— BEGIN Source material —

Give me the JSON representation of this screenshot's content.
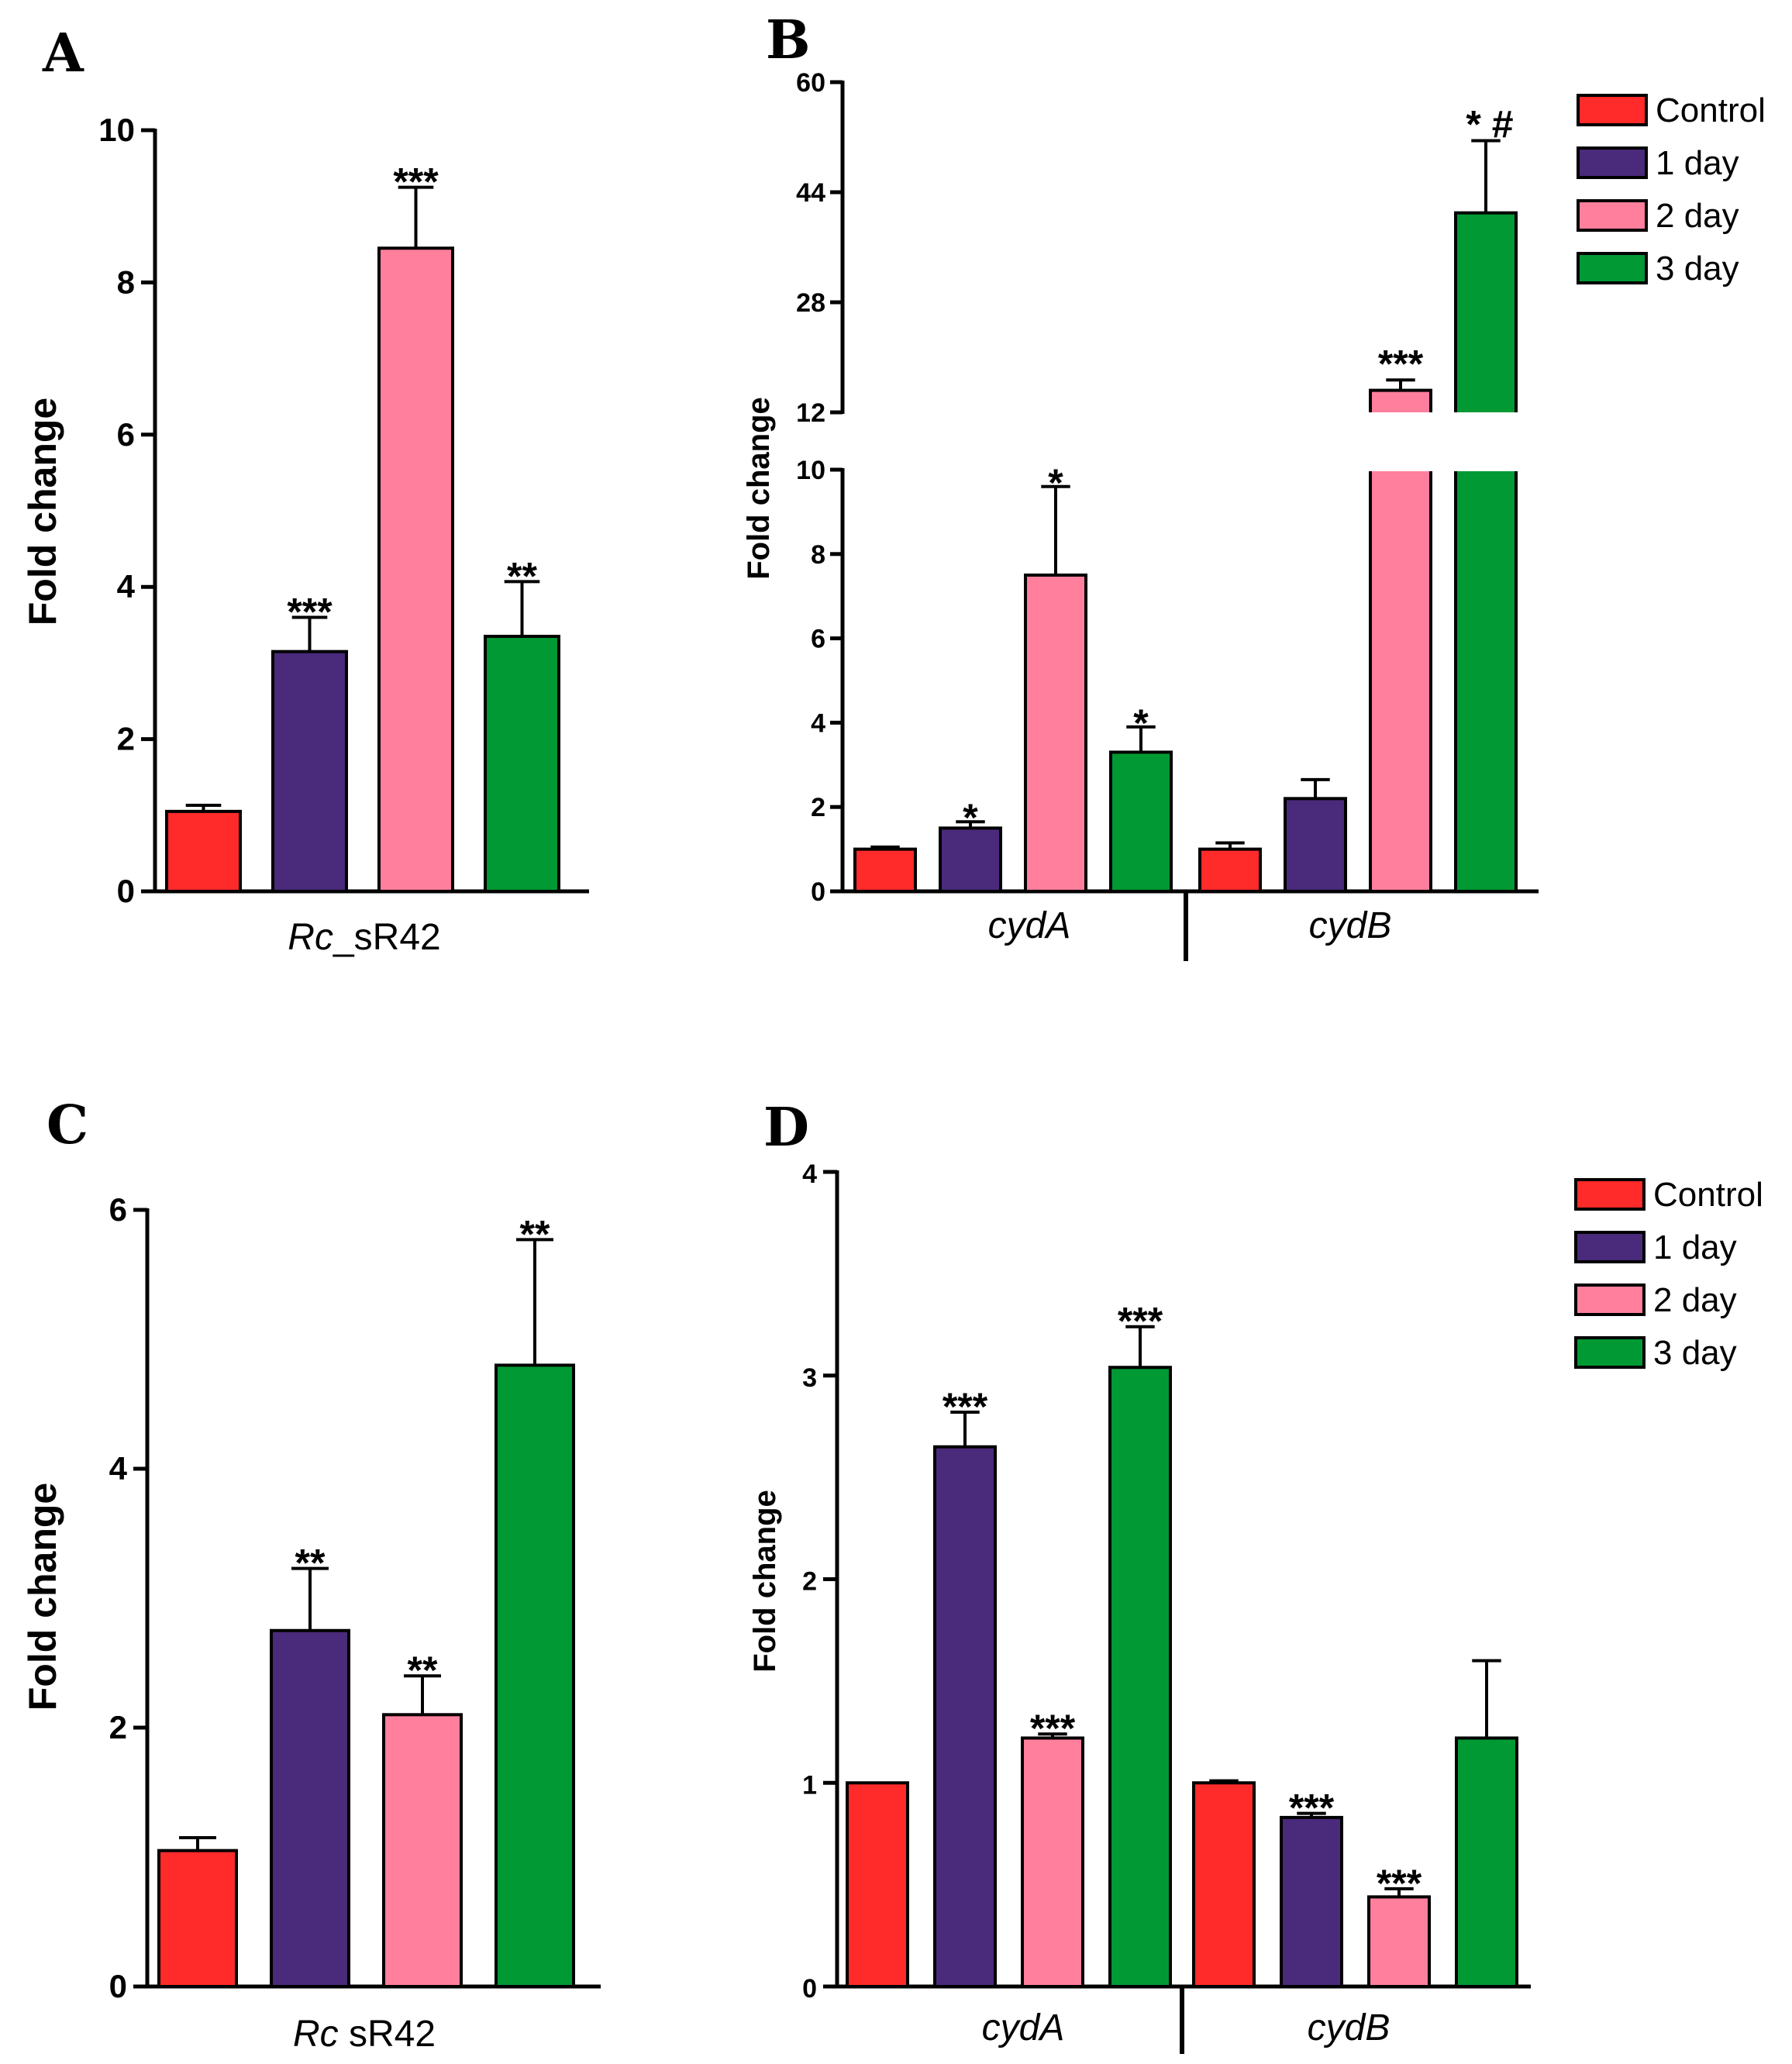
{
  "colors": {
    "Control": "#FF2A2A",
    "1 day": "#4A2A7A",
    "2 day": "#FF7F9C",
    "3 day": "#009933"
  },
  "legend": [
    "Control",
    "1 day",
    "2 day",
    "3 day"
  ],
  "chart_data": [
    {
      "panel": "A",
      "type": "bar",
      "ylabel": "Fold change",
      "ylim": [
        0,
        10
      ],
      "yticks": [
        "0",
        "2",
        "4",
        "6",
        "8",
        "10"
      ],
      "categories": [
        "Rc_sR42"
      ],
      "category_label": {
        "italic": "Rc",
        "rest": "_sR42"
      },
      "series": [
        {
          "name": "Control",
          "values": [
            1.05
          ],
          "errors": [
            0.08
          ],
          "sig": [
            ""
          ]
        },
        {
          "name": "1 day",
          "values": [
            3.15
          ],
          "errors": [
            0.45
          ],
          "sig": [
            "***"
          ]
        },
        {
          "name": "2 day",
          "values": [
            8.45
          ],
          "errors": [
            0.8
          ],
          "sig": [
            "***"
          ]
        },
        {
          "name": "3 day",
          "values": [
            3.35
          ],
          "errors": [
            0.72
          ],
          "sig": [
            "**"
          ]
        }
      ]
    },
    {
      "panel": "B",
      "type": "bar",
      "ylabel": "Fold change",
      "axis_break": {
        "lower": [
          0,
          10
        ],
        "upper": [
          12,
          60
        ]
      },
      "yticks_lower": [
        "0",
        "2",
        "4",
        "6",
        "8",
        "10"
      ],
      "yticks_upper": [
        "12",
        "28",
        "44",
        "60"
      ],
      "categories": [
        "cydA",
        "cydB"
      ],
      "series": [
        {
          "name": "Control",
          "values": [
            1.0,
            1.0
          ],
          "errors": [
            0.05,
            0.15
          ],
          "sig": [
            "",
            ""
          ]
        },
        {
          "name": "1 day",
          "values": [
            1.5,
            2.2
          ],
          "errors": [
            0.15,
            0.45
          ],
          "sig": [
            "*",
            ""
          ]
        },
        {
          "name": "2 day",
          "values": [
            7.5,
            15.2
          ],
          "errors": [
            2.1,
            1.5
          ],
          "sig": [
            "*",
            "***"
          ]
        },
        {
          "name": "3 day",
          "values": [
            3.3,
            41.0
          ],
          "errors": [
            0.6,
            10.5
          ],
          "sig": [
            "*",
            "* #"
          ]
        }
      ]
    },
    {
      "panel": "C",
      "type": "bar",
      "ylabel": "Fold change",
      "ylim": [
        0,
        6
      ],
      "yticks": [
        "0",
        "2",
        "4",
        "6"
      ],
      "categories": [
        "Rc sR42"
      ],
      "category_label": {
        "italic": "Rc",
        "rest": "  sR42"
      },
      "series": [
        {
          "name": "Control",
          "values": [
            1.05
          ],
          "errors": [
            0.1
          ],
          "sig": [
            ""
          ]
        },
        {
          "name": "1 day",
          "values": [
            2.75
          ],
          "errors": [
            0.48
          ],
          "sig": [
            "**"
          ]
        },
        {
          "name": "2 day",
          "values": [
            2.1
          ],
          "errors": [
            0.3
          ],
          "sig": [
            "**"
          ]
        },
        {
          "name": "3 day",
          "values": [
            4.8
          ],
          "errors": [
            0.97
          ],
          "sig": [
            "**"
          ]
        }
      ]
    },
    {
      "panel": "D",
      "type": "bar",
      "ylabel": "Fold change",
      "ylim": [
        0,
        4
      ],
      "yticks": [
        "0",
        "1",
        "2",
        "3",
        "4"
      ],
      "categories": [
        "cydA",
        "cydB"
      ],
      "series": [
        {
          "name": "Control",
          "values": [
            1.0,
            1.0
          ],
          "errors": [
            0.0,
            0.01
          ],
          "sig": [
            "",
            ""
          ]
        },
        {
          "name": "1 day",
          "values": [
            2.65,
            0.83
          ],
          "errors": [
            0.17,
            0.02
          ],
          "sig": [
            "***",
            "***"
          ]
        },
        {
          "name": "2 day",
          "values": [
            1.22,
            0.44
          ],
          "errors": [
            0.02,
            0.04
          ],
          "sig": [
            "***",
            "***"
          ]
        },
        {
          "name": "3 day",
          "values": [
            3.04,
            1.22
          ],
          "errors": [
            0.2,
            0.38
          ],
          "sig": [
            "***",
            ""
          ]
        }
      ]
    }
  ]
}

— END Source material —

**What is required:** Restate the whole of the material word for word without the pictures.

**The response:**
Give me the JSON representation of this screenshot's content.
{
  "colors": {
    "Control": "#FF2A2A",
    "1 day": "#4A2A7A",
    "2 day": "#FF7F9C",
    "3 day": "#009933"
  },
  "legend": [
    "Control",
    "1 day",
    "2 day",
    "3 day"
  ],
  "chart_data": [
    {
      "panel": "A",
      "type": "bar",
      "ylabel": "Fold change",
      "ylim": [
        0,
        10
      ],
      "yticks": [
        "0",
        "2",
        "4",
        "6",
        "8",
        "10"
      ],
      "categories": [
        "Rc_sR42"
      ],
      "category_label": {
        "italic": "Rc",
        "rest": "_sR42"
      },
      "series": [
        {
          "name": "Control",
          "values": [
            1.05
          ],
          "errors": [
            0.08
          ],
          "sig": [
            ""
          ]
        },
        {
          "name": "1 day",
          "values": [
            3.15
          ],
          "errors": [
            0.45
          ],
          "sig": [
            "***"
          ]
        },
        {
          "name": "2 day",
          "values": [
            8.45
          ],
          "errors": [
            0.8
          ],
          "sig": [
            "***"
          ]
        },
        {
          "name": "3 day",
          "values": [
            3.35
          ],
          "errors": [
            0.72
          ],
          "sig": [
            "**"
          ]
        }
      ]
    },
    {
      "panel": "B",
      "type": "bar",
      "ylabel": "Fold change",
      "axis_break": {
        "lower": [
          0,
          10
        ],
        "upper": [
          12,
          60
        ]
      },
      "yticks_lower": [
        "0",
        "2",
        "4",
        "6",
        "8",
        "10"
      ],
      "yticks_upper": [
        "12",
        "28",
        "44",
        "60"
      ],
      "categories": [
        "cydA",
        "cydB"
      ],
      "series": [
        {
          "name": "Control",
          "values": [
            1.0,
            1.0
          ],
          "errors": [
            0.05,
            0.15
          ],
          "sig": [
            "",
            ""
          ]
        },
        {
          "name": "1 day",
          "values": [
            1.5,
            2.2
          ],
          "errors": [
            0.15,
            0.45
          ],
          "sig": [
            "*",
            ""
          ]
        },
        {
          "name": "2 day",
          "values": [
            7.5,
            15.2
          ],
          "errors": [
            2.1,
            1.5
          ],
          "sig": [
            "*",
            "***"
          ]
        },
        {
          "name": "3 day",
          "values": [
            3.3,
            41.0
          ],
          "errors": [
            0.6,
            10.5
          ],
          "sig": [
            "*",
            "* #"
          ]
        }
      ]
    },
    {
      "panel": "C",
      "type": "bar",
      "ylabel": "Fold change",
      "ylim": [
        0,
        6
      ],
      "yticks": [
        "0",
        "2",
        "4",
        "6"
      ],
      "categories": [
        "Rc sR42"
      ],
      "category_label": {
        "italic": "Rc",
        "rest": "  sR42"
      },
      "series": [
        {
          "name": "Control",
          "values": [
            1.05
          ],
          "errors": [
            0.1
          ],
          "sig": [
            ""
          ]
        },
        {
          "name": "1 day",
          "values": [
            2.75
          ],
          "errors": [
            0.48
          ],
          "sig": [
            "**"
          ]
        },
        {
          "name": "2 day",
          "values": [
            2.1
          ],
          "errors": [
            0.3
          ],
          "sig": [
            "**"
          ]
        },
        {
          "name": "3 day",
          "values": [
            4.8
          ],
          "errors": [
            0.97
          ],
          "sig": [
            "**"
          ]
        }
      ]
    },
    {
      "panel": "D",
      "type": "bar",
      "ylabel": "Fold change",
      "ylim": [
        0,
        4
      ],
      "yticks": [
        "0",
        "1",
        "2",
        "3",
        "4"
      ],
      "categories": [
        "cydA",
        "cydB"
      ],
      "series": [
        {
          "name": "Control",
          "values": [
            1.0,
            1.0
          ],
          "errors": [
            0.0,
            0.01
          ],
          "sig": [
            "",
            ""
          ]
        },
        {
          "name": "1 day",
          "values": [
            2.65,
            0.83
          ],
          "errors": [
            0.17,
            0.02
          ],
          "sig": [
            "***",
            "***"
          ]
        },
        {
          "name": "2 day",
          "values": [
            1.22,
            0.44
          ],
          "errors": [
            0.02,
            0.04
          ],
          "sig": [
            "***",
            "***"
          ]
        },
        {
          "name": "3 day",
          "values": [
            3.04,
            1.22
          ],
          "errors": [
            0.2,
            0.38
          ],
          "sig": [
            "***",
            ""
          ]
        }
      ]
    }
  ]
}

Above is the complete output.